Dataset excerpt

******************************

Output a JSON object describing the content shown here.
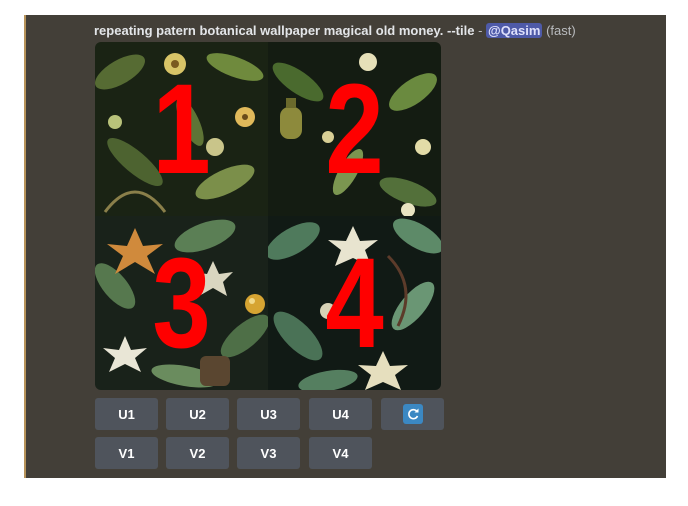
{
  "message": {
    "prompt": "repeating patern botanical wallpaper magical old money. --tile",
    "separator": " - ",
    "mention": "@Qasim",
    "speed": "(fast)"
  },
  "image_grid": {
    "tiles": [
      {
        "number": "1"
      },
      {
        "number": "2"
      },
      {
        "number": "3"
      },
      {
        "number": "4"
      }
    ]
  },
  "buttons": {
    "upscale": [
      "U1",
      "U2",
      "U3",
      "U4"
    ],
    "variation": [
      "V1",
      "V2",
      "V3",
      "V4"
    ],
    "reroll_icon": "reroll-icon"
  },
  "colors": {
    "background": "#433f38",
    "button": "#4f545c",
    "mention": "#4e5aa8",
    "number_overlay": "#ff0000",
    "reroll": "#3b88c3"
  }
}
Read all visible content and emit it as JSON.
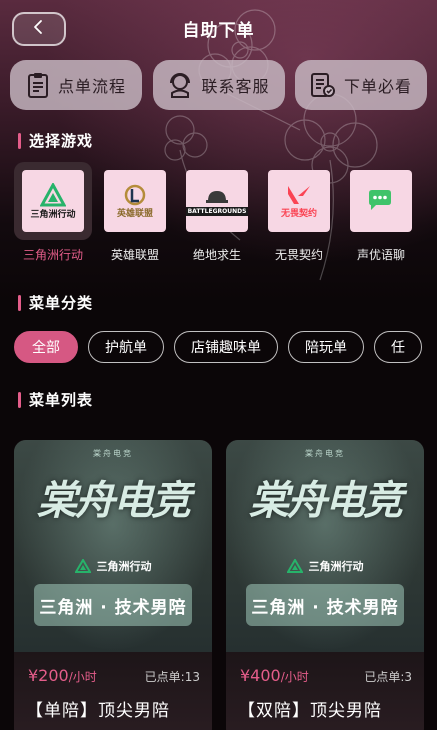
{
  "header": {
    "title": "自助下单",
    "back_icon": "chevron-left-icon"
  },
  "quick_actions": [
    {
      "label": "点单流程",
      "icon": "clipboard-icon"
    },
    {
      "label": "联系客服",
      "icon": "headset-icon"
    },
    {
      "label": "下单必看",
      "icon": "checklist-icon"
    }
  ],
  "sections": {
    "games": "选择游戏",
    "categories": "菜单分类",
    "list": "菜单列表"
  },
  "games": [
    {
      "name": "三角洲行动",
      "logo_text": "三角洲行动",
      "selected": true
    },
    {
      "name": "英雄联盟",
      "logo_text": "英雄联盟"
    },
    {
      "name": "绝地求生",
      "logo_text": "BATTLEGROUNDS"
    },
    {
      "name": "无畏契约",
      "logo_text": "无畏契约"
    },
    {
      "name": "声优语聊",
      "logo_text": ""
    }
  ],
  "categories": [
    {
      "label": "全部",
      "active": true
    },
    {
      "label": "护航单"
    },
    {
      "label": "店铺趣味单"
    },
    {
      "label": "陪玩单"
    },
    {
      "label": "任"
    }
  ],
  "cards": [
    {
      "poster_small": "棠舟电竞",
      "poster_big": "棠舟电竞",
      "poster_logo": "三角洲行动",
      "poster_subtitle": "三角洲 · 技术男陪",
      "price": "¥200",
      "unit": "/小时",
      "orders": "已点单:13",
      "title": "【单陪】顶尖男陪"
    },
    {
      "poster_small": "棠舟电竞",
      "poster_big": "棠舟电竞",
      "poster_logo": "三角洲行动",
      "poster_subtitle": "三角洲 · 技术男陪",
      "price": "¥400",
      "unit": "/小时",
      "orders": "已点单:3",
      "title": "【双陪】顶尖男陪"
    }
  ],
  "colors": {
    "accent": "#e45d8a",
    "chip_active": "#d65883",
    "background": "#0b0608"
  }
}
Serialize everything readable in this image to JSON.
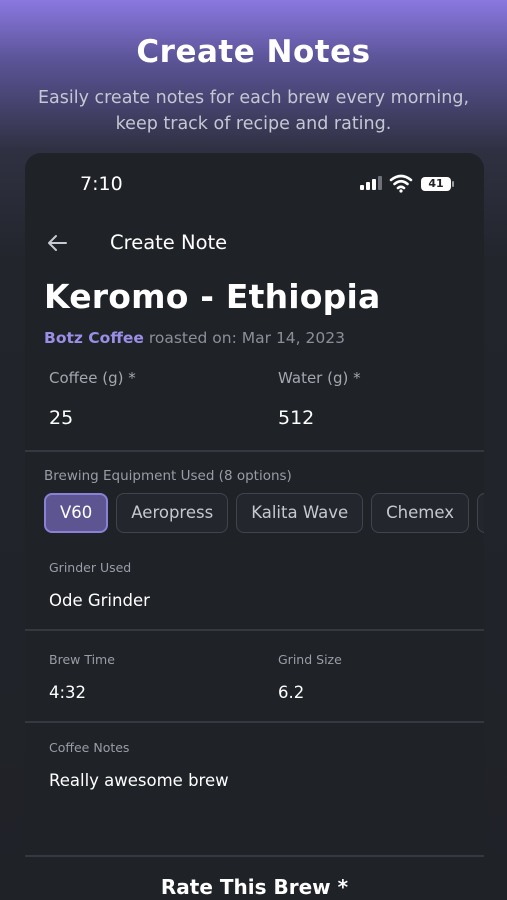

******************************

Check all the records above and select each line where the string "reroll" is found.

    "reroll_icon": "reroll-icon"
    "reroll": "#3b88c3"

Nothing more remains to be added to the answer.